→ **MATERIAL FOR THE TASK**
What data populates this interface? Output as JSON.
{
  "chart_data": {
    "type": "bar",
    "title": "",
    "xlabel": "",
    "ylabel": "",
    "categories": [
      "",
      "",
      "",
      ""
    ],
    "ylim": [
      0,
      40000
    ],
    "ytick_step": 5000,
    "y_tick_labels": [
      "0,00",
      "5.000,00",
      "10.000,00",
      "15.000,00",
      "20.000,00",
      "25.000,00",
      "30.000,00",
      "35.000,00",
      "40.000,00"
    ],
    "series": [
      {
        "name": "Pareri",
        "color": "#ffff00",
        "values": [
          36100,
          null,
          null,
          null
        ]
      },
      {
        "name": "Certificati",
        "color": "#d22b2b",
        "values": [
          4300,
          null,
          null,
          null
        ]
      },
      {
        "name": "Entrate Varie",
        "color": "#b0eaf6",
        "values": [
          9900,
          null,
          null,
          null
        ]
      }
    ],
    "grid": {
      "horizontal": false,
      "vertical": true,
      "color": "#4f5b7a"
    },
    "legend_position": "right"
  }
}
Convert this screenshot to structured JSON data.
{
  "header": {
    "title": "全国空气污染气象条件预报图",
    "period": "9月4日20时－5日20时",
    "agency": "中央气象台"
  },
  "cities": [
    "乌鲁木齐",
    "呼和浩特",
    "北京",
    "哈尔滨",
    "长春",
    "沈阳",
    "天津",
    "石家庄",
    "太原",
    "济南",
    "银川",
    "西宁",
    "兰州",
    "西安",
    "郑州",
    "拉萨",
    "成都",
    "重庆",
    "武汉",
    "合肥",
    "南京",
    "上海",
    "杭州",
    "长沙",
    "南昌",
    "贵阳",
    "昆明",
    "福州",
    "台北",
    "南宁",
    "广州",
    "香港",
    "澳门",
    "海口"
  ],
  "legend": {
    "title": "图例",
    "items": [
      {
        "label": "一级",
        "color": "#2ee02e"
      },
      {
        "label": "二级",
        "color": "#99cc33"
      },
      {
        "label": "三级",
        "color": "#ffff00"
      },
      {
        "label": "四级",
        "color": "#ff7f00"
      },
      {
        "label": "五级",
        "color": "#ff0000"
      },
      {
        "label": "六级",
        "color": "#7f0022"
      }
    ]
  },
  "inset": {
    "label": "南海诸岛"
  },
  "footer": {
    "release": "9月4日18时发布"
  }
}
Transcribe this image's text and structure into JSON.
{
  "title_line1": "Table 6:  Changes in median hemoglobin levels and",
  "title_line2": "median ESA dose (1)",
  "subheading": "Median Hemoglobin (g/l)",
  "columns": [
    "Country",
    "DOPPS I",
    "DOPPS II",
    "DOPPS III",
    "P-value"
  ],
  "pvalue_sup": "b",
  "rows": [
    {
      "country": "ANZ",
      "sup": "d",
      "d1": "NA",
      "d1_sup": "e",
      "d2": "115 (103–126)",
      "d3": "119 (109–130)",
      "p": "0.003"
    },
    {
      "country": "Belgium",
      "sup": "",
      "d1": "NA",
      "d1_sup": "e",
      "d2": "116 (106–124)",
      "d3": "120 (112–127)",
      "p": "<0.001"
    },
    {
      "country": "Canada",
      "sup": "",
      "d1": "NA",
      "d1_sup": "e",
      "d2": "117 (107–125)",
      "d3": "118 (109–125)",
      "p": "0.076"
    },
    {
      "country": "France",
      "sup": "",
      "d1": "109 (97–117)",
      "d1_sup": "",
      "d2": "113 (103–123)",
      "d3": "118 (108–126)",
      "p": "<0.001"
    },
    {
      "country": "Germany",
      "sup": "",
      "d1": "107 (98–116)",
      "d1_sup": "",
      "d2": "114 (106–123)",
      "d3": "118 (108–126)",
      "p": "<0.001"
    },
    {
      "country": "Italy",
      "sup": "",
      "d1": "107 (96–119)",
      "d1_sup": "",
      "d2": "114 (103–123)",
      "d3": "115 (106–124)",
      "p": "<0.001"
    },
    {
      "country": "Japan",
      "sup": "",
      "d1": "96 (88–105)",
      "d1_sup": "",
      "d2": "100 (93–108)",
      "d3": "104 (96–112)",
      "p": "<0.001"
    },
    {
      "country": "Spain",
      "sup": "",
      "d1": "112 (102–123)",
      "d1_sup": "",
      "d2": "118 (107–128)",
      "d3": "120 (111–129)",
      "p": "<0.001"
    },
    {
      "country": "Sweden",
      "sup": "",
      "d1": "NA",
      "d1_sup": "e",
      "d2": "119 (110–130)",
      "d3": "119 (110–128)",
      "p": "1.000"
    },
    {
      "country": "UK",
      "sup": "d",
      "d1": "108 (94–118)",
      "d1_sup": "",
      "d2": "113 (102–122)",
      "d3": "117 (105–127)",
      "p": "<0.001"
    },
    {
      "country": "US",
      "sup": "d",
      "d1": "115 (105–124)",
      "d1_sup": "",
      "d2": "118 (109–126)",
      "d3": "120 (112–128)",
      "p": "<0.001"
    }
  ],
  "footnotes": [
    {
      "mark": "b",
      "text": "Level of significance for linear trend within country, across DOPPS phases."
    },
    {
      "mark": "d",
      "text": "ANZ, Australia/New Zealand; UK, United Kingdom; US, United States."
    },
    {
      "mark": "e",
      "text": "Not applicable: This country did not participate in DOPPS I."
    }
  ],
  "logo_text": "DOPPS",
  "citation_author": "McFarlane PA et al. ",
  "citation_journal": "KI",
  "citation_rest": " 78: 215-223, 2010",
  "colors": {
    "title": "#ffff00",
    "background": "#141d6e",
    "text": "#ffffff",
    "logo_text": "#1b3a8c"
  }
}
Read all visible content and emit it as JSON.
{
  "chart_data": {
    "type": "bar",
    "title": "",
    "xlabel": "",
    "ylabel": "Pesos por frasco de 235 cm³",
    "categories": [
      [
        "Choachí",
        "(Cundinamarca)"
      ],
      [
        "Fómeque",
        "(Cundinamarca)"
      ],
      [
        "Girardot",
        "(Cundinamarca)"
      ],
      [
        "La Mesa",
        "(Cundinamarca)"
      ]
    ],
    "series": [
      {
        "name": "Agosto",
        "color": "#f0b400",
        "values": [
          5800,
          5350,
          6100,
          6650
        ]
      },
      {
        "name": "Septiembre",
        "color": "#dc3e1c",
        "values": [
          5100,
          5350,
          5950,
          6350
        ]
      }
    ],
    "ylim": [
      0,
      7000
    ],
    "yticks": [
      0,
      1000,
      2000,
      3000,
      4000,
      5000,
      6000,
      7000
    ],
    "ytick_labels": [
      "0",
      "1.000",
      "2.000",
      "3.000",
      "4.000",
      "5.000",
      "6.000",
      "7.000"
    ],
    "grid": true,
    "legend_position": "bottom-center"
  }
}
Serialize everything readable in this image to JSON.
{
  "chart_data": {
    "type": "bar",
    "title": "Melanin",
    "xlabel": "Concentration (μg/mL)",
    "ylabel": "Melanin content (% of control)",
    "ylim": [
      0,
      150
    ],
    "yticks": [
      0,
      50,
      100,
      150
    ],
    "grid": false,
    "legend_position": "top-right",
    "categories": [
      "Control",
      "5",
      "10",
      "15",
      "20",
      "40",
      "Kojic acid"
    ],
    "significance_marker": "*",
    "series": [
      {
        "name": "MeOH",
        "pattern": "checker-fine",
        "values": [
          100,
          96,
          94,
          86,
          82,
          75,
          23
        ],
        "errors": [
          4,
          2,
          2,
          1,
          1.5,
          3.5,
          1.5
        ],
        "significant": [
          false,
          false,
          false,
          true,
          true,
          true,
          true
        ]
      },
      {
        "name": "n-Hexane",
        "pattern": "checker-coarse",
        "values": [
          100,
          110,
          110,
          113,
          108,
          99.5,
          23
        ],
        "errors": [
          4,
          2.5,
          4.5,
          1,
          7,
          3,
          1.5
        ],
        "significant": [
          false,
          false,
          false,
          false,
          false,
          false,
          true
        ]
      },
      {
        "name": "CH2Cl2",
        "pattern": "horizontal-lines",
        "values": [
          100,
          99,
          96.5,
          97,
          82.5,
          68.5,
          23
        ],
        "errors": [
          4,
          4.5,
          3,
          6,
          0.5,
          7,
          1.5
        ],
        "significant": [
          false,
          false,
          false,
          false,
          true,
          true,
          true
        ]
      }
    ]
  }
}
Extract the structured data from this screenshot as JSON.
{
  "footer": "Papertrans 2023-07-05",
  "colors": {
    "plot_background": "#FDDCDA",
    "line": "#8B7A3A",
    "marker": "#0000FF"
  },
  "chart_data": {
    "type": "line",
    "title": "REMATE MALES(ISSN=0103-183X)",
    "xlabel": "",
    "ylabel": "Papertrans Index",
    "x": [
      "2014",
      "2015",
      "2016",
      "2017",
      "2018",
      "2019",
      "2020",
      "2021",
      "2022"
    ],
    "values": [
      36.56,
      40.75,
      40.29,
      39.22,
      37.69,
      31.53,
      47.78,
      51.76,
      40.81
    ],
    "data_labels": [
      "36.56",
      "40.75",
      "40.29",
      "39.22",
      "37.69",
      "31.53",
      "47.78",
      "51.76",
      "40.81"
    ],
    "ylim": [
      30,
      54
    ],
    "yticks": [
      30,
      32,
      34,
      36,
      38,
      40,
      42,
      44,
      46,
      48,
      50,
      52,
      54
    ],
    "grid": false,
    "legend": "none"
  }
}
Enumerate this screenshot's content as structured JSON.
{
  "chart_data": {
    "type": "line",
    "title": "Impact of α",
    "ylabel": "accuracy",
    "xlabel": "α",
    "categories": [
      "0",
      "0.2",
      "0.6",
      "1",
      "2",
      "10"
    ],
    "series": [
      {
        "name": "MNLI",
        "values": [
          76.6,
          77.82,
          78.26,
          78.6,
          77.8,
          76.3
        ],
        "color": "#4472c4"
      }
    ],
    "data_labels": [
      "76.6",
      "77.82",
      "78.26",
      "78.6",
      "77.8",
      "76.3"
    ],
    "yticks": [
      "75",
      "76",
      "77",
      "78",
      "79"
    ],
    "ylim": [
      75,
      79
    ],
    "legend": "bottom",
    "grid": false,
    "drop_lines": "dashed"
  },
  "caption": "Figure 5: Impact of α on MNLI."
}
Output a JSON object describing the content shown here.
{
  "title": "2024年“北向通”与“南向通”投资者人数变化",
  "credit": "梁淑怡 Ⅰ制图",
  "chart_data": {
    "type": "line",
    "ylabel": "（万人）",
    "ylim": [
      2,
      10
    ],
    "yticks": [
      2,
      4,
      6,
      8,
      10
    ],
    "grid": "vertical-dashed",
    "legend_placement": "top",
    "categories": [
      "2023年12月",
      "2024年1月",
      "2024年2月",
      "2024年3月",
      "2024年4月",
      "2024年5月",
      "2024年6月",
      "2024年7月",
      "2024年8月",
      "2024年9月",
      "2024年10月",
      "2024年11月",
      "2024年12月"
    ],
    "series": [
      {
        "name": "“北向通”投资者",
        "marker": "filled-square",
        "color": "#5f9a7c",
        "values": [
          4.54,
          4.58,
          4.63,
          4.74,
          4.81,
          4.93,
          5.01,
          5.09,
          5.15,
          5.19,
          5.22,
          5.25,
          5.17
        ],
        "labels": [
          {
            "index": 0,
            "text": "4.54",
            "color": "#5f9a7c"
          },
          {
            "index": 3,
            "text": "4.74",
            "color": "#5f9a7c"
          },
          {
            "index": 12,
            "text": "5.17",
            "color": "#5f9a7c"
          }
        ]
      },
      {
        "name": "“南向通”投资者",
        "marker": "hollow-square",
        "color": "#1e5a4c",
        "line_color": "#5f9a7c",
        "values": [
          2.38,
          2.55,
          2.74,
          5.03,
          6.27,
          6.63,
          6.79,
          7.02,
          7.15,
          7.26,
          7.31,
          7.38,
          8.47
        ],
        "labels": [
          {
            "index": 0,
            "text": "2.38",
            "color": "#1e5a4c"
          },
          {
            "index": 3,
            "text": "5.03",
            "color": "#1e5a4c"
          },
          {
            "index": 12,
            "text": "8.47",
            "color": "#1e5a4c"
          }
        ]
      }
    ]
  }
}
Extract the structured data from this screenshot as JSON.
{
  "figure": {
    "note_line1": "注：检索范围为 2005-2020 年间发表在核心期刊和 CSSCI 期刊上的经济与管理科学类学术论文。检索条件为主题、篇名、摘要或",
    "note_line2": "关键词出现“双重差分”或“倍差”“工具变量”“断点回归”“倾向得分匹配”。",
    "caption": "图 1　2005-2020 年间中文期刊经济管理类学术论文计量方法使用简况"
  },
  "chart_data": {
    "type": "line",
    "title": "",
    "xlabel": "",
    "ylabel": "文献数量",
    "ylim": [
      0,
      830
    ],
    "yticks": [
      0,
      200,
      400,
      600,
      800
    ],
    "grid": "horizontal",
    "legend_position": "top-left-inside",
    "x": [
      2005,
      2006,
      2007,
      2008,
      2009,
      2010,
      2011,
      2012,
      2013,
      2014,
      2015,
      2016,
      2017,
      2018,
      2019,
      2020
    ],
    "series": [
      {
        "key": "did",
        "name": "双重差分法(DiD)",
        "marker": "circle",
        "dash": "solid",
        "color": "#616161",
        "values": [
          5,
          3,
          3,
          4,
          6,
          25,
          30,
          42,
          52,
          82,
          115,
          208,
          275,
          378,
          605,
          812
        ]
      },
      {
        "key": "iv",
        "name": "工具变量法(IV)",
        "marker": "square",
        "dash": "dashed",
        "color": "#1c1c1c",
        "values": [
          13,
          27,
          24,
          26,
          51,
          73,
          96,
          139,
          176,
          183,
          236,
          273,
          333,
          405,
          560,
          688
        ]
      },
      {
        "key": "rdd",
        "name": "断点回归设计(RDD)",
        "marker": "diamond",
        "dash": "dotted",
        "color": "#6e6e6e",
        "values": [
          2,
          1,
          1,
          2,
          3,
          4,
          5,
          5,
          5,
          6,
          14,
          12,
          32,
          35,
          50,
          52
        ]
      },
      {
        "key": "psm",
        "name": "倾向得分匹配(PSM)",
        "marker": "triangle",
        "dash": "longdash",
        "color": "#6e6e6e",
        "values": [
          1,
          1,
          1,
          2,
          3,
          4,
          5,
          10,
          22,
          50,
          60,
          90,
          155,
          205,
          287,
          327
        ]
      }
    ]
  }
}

→ **PROBLEM DETAILS**
From the data above, show each line that contains "MNLI".

→ **ANSWER FOR THE TASK**
        "name": "MNLI",
  "caption": "Figure 5: Impact of α on MNLI."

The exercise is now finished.